[Numpy-discussion] Dates and times and Datetime64 (again)
Andreas Hilboll
lists at hilboll.de
Sat Apr 19 03:03:06 EDT 2014
On 14.04.2014 20:59, Chris Barker wrote:
> On Fri, Apr 11, 2014 at 4:58 PM, Stephan Hoyer <shoyer at gmail.com
> <mailto:shoyer at gmail.com>> wrote:
>
> On Fri, Apr 11, 2014 at 3:56 PM, Charles R Harris
> <charlesr.harris at gmail.com <mailto:charlesr.harris at gmail.com>> wrote:
>
> Are we in a position to start looking at implementation? If so,
> it would be useful to have a collection of test cases, i.e.,
> typical uses with specified results. That should also cover
> conversion from/(to?) datetime.datetime.
>
>
> yup -- tests are always good!
>
> Indeed, my personal wish-list for np.datetime64 is centered much
> more on robust conversion to/from native date objects, including
> comparison.
>
>
> A good use case.

● Dataset records
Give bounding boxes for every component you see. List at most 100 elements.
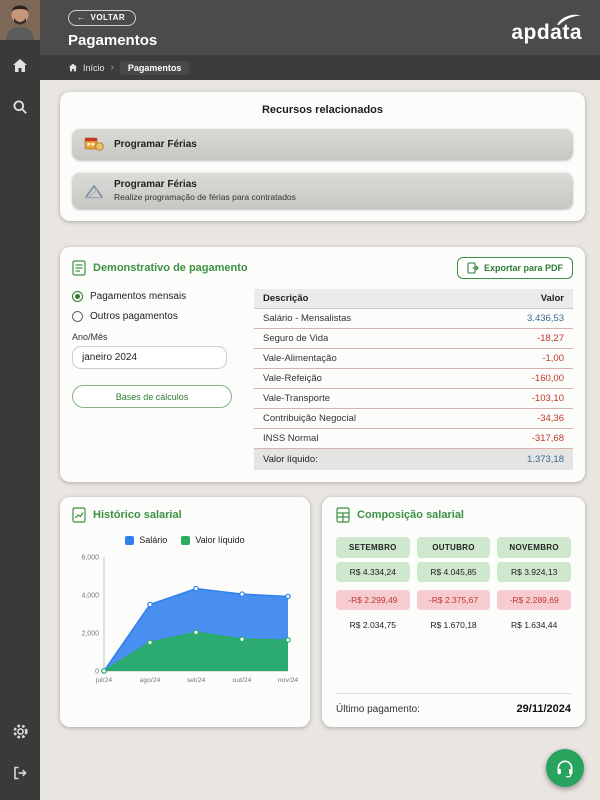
table-footer: Valor líquido: 1.373,18 bbox=[254, 449, 573, 470]
history-chart-icon bbox=[72, 507, 86, 523]
bases-calculos-button[interactable]: Bases de cálculos bbox=[72, 385, 232, 408]
breadcrumb-separator: › bbox=[110, 62, 114, 73]
table-row: Vale-Refeição -160,00 bbox=[254, 369, 573, 389]
table-row: Vale-Alimentação -1,00 bbox=[254, 349, 573, 369]
resource-subtitle: Realize programação de férias para contr… bbox=[114, 192, 296, 202]
beach-chair-icon bbox=[85, 184, 103, 198]
breadcrumb-home-label: Início bbox=[83, 62, 105, 73]
month-net: R$ 1.634,44 bbox=[510, 620, 558, 630]
back-arrow-icon: ← bbox=[77, 12, 86, 22]
payment-document-icon bbox=[72, 260, 86, 276]
composition-table-icon bbox=[336, 507, 350, 523]
month-net: R$ 2.034,75 bbox=[349, 620, 396, 630]
breadcrumb-current: Pagamentos bbox=[119, 60, 190, 75]
resource-item-programar-ferias[interactable]: Programar Férias bbox=[72, 128, 573, 160]
month-name: SETEMBRO bbox=[336, 537, 410, 558]
breadcrumb: Início › Pagamentos bbox=[40, 55, 600, 80]
statement-body: Pagamentos mensais Outros pagamentos Ano… bbox=[72, 289, 573, 470]
row-desc: Vale-Alimentação bbox=[263, 353, 337, 364]
breadcrumb-home-icon bbox=[68, 63, 78, 72]
period-input[interactable] bbox=[72, 346, 227, 369]
bottom-cards-row: Histórico salarial Salário Valor líquido… bbox=[60, 497, 585, 727]
last-payment-label: Último pagamento: bbox=[336, 703, 420, 715]
row-desc: Contribuição Negocial bbox=[263, 413, 356, 424]
month-column-novembro: NOVEMBRO R$ 3.924,13 -R$ 2.289,69 R$ 1.6… bbox=[497, 537, 571, 630]
radio-selected-icon bbox=[72, 291, 83, 302]
export-pdf-label: Exportar para PDF bbox=[483, 263, 563, 273]
month-gross: R$ 3.924,13 bbox=[497, 562, 571, 582]
svg-text:4,000: 4,000 bbox=[81, 593, 99, 600]
month-column-setembro: SETEMBRO R$ 4.334,24 -R$ 2.299,49 R$ 2.0… bbox=[336, 537, 410, 630]
export-pdf-button[interactable]: Exportar para PDF bbox=[456, 257, 573, 279]
logo-text: apdata bbox=[511, 21, 582, 44]
table-row: Vale-Transporte -103,10 bbox=[254, 389, 573, 409]
radio-outros-pagamentos[interactable]: Outros pagamentos bbox=[72, 311, 240, 322]
composition-grid: SETEMBRO R$ 4.334,24 -R$ 2.299,49 R$ 2.0… bbox=[336, 537, 571, 630]
avatar[interactable] bbox=[0, 0, 40, 40]
breadcrumb-home[interactable]: Início bbox=[68, 63, 105, 73]
page-title: Pagamentos bbox=[68, 31, 158, 49]
composition-title: Composição salarial bbox=[357, 509, 464, 521]
statement-header: Demonstrativo de pagamento Exportar para… bbox=[72, 257, 573, 279]
period-label: Ano/Mês bbox=[72, 332, 108, 342]
last-payment-value: 29/11/2024 bbox=[516, 703, 571, 715]
col-valor: Valor bbox=[540, 293, 564, 304]
headset-icon bbox=[557, 760, 573, 778]
legend-label: Valor líquido bbox=[195, 535, 245, 545]
salario-legend-swatch bbox=[125, 535, 135, 545]
legend-item-salario: Salário bbox=[125, 535, 167, 545]
legend-item-valor-liquido: Valor líquido bbox=[181, 535, 245, 545]
resource-text-block: Programar Férias Realize programação de … bbox=[114, 179, 296, 202]
back-button[interactable]: ← VOLTAR bbox=[68, 9, 137, 26]
table-row: INSS Normal -317,68 bbox=[254, 429, 573, 449]
related-resources-card: Recursos relacionados Programar Férias P… bbox=[60, 92, 585, 221]
valor-liquido-legend-swatch bbox=[181, 535, 191, 545]
resource-label: Programar Férias bbox=[114, 138, 197, 150]
month-gross: R$ 4.045,85 bbox=[416, 562, 491, 582]
svg-text:0: 0 bbox=[95, 669, 99, 676]
table-row: Contribuição Negocial -34,36 bbox=[254, 409, 573, 429]
home-icon[interactable] bbox=[0, 48, 40, 82]
history-title-group: Histórico salarial bbox=[72, 507, 298, 523]
table-row: Salário - Mensalistas 3.436,53 bbox=[254, 309, 573, 329]
header-main: ← VOLTAR Pagamentos apdata bbox=[40, 0, 600, 55]
payment-statement-card: Demonstrativo de pagamento Exportar para… bbox=[60, 247, 585, 482]
history-title: Histórico salarial bbox=[93, 509, 182, 521]
radio-pagamentos-mensais[interactable]: Pagamentos mensais bbox=[72, 291, 240, 302]
svg-text:out/24: out/24 bbox=[233, 677, 252, 684]
support-fab-button[interactable] bbox=[546, 749, 584, 787]
main-content: Recursos relacionados Programar Férias P… bbox=[40, 80, 600, 800]
month-column-outubro: OUTUBRO R$ 4.045,85 -R$ 2.375,67 R$ 1.67… bbox=[416, 537, 491, 630]
svg-text:2,000: 2,000 bbox=[81, 631, 99, 638]
row-value: -18,27 bbox=[537, 333, 564, 344]
row-desc: Seguro de Vida bbox=[263, 333, 329, 344]
table-header: Descrição Valor bbox=[254, 289, 573, 309]
last-payment-row: Último pagamento: 29/11/2024 bbox=[336, 693, 571, 715]
radio-unselected-icon bbox=[72, 311, 83, 322]
resource-label: Programar Férias bbox=[114, 179, 197, 190]
month-gross: R$ 4.334,24 bbox=[336, 562, 410, 582]
svg-text:set/24: set/24 bbox=[187, 677, 206, 684]
search-icon[interactable] bbox=[0, 90, 40, 124]
month-net: R$ 1.670,18 bbox=[430, 620, 477, 630]
salary-composition-card: Composição salarial SETEMBRO R$ 4.334,24… bbox=[322, 497, 585, 727]
chart-wrap: 0 2,000 4,000 6,000 jul/24 ago/24 set/24 out/24… bbox=[72, 549, 298, 691]
payment-table: Descrição Valor Salário - Mensalistas 3.… bbox=[254, 289, 573, 470]
month-deductions: -R$ 2.375,67 bbox=[416, 590, 491, 610]
resource-item-programar-ferias-detail[interactable]: Programar Férias Realize programação de … bbox=[72, 172, 573, 209]
row-desc: Salário - Mensalistas bbox=[263, 313, 352, 324]
footer-value: 1.373,18 bbox=[527, 454, 564, 465]
statement-title-group: Demonstrativo de pagamento bbox=[72, 260, 248, 276]
apdata-logo: apdata bbox=[511, 14, 582, 44]
row-value: -103,10 bbox=[531, 393, 564, 404]
back-label: VOLTAR bbox=[90, 12, 126, 22]
settings-gear-icon[interactable] bbox=[0, 714, 40, 748]
header: ← VOLTAR Pagamentos apdata Início › Paga… bbox=[40, 0, 600, 80]
radio-label: Outros pagamentos bbox=[90, 311, 178, 322]
month-name: NOVEMBRO bbox=[497, 537, 571, 558]
svg-text:ago/24: ago/24 bbox=[140, 677, 161, 684]
legend-label: Salário bbox=[139, 535, 168, 545]
related-resources-title: Recursos relacionados bbox=[261, 104, 384, 116]
row-value: -34,36 bbox=[537, 413, 564, 424]
logout-icon[interactable] bbox=[0, 756, 40, 790]
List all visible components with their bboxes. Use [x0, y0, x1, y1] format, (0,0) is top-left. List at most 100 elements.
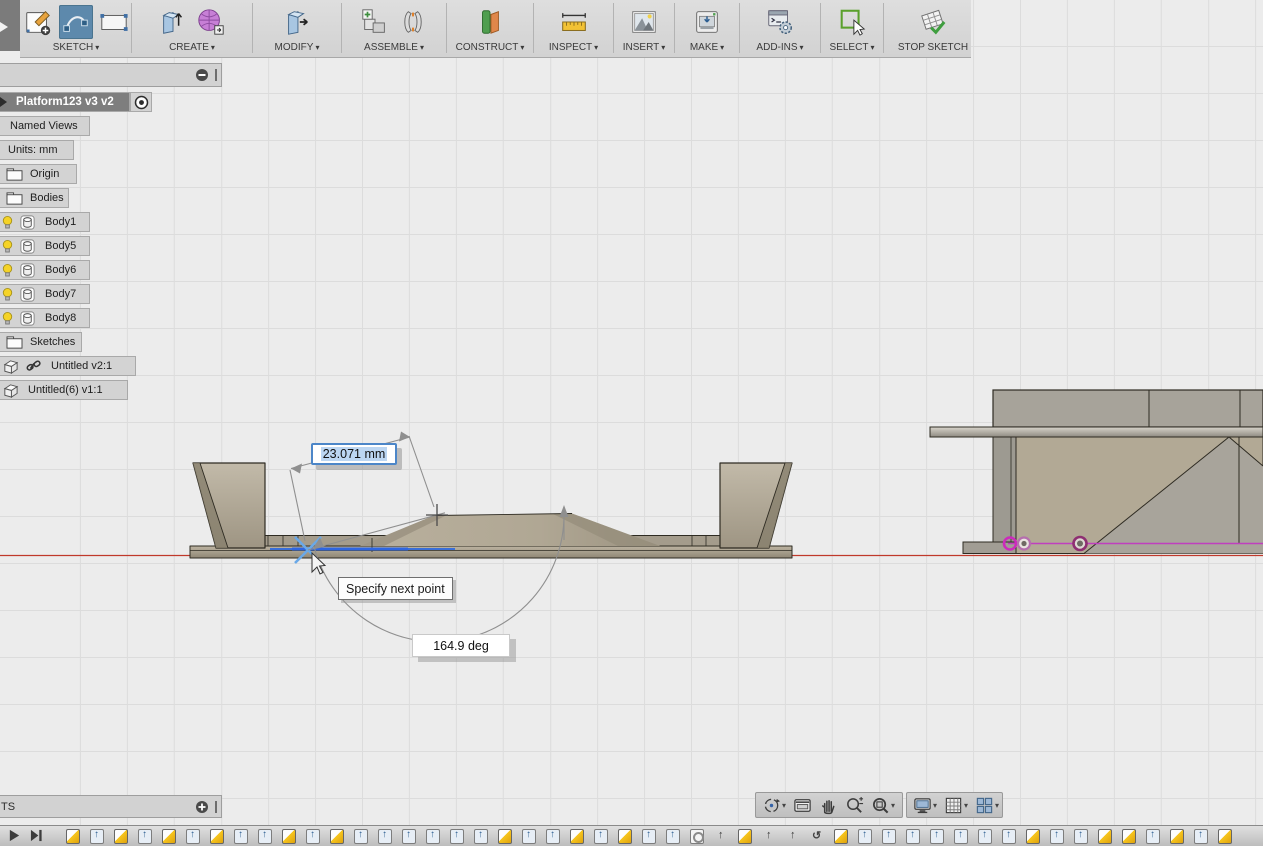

● Your objective
Name every person identified in the mailing-list message, in the order each first appears.

● Solution for this exercise
Andreas Hilboll, Chris Barker, Stephan Hoyer, Charles R Harris